>> Begin
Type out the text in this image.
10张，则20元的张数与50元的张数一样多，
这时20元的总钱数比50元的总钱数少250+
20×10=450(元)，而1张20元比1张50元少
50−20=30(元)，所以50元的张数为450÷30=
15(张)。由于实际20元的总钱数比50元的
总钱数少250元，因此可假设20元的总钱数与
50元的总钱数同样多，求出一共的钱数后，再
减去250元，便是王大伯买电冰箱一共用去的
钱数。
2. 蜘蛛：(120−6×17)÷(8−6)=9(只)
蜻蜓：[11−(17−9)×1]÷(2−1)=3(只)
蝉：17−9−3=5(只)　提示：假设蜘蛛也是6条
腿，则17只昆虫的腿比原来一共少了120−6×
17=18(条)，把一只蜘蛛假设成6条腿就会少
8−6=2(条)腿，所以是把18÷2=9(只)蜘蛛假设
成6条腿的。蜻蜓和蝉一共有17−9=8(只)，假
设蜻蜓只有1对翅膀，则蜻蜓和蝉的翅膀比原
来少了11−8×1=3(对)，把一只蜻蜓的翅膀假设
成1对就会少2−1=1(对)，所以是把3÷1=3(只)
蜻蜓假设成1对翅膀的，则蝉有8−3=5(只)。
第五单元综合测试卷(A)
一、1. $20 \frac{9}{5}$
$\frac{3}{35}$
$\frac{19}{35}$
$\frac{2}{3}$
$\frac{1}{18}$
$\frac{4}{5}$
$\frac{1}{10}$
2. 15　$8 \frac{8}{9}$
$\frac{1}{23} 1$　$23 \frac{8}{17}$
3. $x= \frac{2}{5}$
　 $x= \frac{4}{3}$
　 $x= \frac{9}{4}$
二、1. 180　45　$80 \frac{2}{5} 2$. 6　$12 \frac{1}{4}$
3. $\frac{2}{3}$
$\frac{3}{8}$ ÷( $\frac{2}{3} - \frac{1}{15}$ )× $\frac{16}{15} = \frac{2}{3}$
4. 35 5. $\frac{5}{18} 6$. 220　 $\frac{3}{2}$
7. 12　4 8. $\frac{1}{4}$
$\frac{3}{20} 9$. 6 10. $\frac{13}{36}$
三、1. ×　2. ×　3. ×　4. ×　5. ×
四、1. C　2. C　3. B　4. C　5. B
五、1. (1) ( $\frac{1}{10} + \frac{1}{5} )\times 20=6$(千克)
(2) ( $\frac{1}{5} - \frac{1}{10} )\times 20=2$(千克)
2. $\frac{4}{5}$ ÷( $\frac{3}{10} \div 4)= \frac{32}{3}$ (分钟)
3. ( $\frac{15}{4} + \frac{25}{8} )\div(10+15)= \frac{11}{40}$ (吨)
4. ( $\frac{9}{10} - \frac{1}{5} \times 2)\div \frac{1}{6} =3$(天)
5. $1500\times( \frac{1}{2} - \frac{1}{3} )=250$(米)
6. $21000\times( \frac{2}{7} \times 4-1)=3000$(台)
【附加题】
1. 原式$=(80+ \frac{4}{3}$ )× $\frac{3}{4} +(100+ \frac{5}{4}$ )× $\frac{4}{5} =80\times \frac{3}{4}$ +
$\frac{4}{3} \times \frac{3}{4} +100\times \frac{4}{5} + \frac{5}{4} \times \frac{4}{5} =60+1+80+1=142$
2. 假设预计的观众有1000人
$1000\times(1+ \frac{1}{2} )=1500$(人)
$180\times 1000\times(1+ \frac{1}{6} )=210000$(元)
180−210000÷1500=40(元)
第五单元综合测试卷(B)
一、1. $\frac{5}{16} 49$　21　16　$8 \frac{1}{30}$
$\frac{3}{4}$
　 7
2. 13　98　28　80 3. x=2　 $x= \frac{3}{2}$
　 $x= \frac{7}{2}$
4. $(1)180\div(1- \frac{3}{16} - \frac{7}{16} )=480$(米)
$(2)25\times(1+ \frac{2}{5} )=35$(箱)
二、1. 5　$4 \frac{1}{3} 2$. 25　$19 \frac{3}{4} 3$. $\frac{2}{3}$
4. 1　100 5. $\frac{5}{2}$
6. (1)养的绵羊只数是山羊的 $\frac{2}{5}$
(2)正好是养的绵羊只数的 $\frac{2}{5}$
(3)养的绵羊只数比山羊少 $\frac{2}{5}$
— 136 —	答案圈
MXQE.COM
>> End
**INSTRUCTIONS TO FOLLOW:**
All of the entries need to be reproduced exactly; please write them out.

**TASK ANSWER:**
Type out the text in this image.
10张，则20元的张数与50元的张数一样多，
这时20元的总钱数比50元的总钱数少250+
20×10=450(元)，而1张20元比1张50元少
50−20=30(元)，所以50元的张数为450÷30=
15(张)。由于实际20元的总钱数比50元的
总钱数少250元，因此可假设20元的总钱数与
50元的总钱数同样多，求出一共的钱数后，再
减去250元，便是王大伯买电冰箱一共用去的
钱数。
2. 蜘蛛：(120−6×17)÷(8−6)=9(只)
蜻蜓：[11−(17−9)×1]÷(2−1)=3(只)
蝉：17−9−3=5(只)　提示：假设蜘蛛也是6条
腿，则17只昆虫的腿比原来一共少了120−6×
17=18(条)，把一只蜘蛛假设成6条腿就会少
8−6=2(条)腿，所以是把18÷2=9(只)蜘蛛假设
成6条腿的。蜻蜓和蝉一共有17−9=8(只)，假
设蜻蜓只有1对翅膀，则蜻蜓和蝉的翅膀比原
来少了11−8×1=3(对)，把一只蜻蜓的翅膀假设
成1对就会少2−1=1(对)，所以是把3÷1=3(只)
蜻蜓假设成1对翅膀的，则蝉有8−3=5(只)。
第五单元综合测试卷(A)
一、1. $20 \frac{9}{5}$
$\frac{3}{35}$
$\frac{19}{35}$
$\frac{2}{3}$
$\frac{1}{18}$
$\frac{4}{5}$
$\frac{1}{10}$
2. 15　$8 \frac{8}{9}$
$\frac{1}{23} 1$　$23 \frac{8}{17}$
3. $x= \frac{2}{5}$
　 $x= \frac{4}{3}$
　 $x= \frac{9}{4}$
二、1. 180　45　$80 \frac{2}{5} 2$. 6　$12 \frac{1}{4}$
3. $\frac{2}{3}$
$\frac{3}{8}$ ÷( $\frac{2}{3} - \frac{1}{15}$ )× $\frac{16}{15} = \frac{2}{3}$
4. 35 5. $\frac{5}{18} 6$. 220　 $\frac{3}{2}$
7. 12　4 8. $\frac{1}{4}$
$\frac{3}{20} 9$. 6 10. $\frac{13}{36}$
三、1. ×　2. ×　3. ×　4. ×　5. ×
四、1. C　2. C　3. B　4. C　5. B
五、1. (1) ( $\frac{1}{10} + \frac{1}{5} )\times 20=6$(千克)
(2) ( $\frac{1}{5} - \frac{1}{10} )\times 20=2$(千克)
2. $\frac{4}{5}$ ÷( $\frac{3}{10} \div 4)= \frac{32}{3}$ (分钟)
3. ( $\frac{15}{4} + \frac{25}{8} )\div(10+15)= \frac{11}{40}$ (吨)
4. ( $\frac{9}{10} - \frac{1}{5} \times 2)\div \frac{1}{6} =3$(天)
5. $1500\times( \frac{1}{2} - \frac{1}{3} )=250$(米)
6. $21000\times( \frac{2}{7} \times 4-1)=3000$(台)
【附加题】
1. 原式$=(80+ \frac{4}{3}$ )× $\frac{3}{4} +(100+ \frac{5}{4}$ )× $\frac{4}{5} =80\times \frac{3}{4}$ +
$\frac{4}{3} \times \frac{3}{4} +100\times \frac{4}{5} + \frac{5}{4} \times \frac{4}{5} =60+1+80+1=142$
2. 假设预计的观众有1000人
$1000\times(1+ \frac{1}{2} )=1500$(人)
$180\times 1000\times(1+ \frac{1}{6} )=210000$(元)
180−210000÷1500=40(元)
第五单元综合测试卷(B)
一、1. $\frac{5}{16} 49$　21　16　$8 \frac{1}{30}$
$\frac{3}{4}$
　 7
2. 13　98　28　80 3. x=2　 $x= \frac{3}{2}$
　 $x= \frac{7}{2}$
4. $(1)180\div(1- \frac{3}{16} - \frac{7}{16} )=480$(米)
$(2)25\times(1+ \frac{2}{5} )=35$(箱)
二、1. 5　$4 \frac{1}{3} 2$. 25　$19 \frac{3}{4} 3$. $\frac{2}{3}$
4. 1　100 5. $\frac{5}{2}$
6. (1)养的绵羊只数是山羊的 $\frac{2}{5}$
(2)正好是养的绵羊只数的 $\frac{2}{5}$
(3)养的绵羊只数比山羊少 $\frac{2}{5}$
— 136 —	答案圈
MXQE.COM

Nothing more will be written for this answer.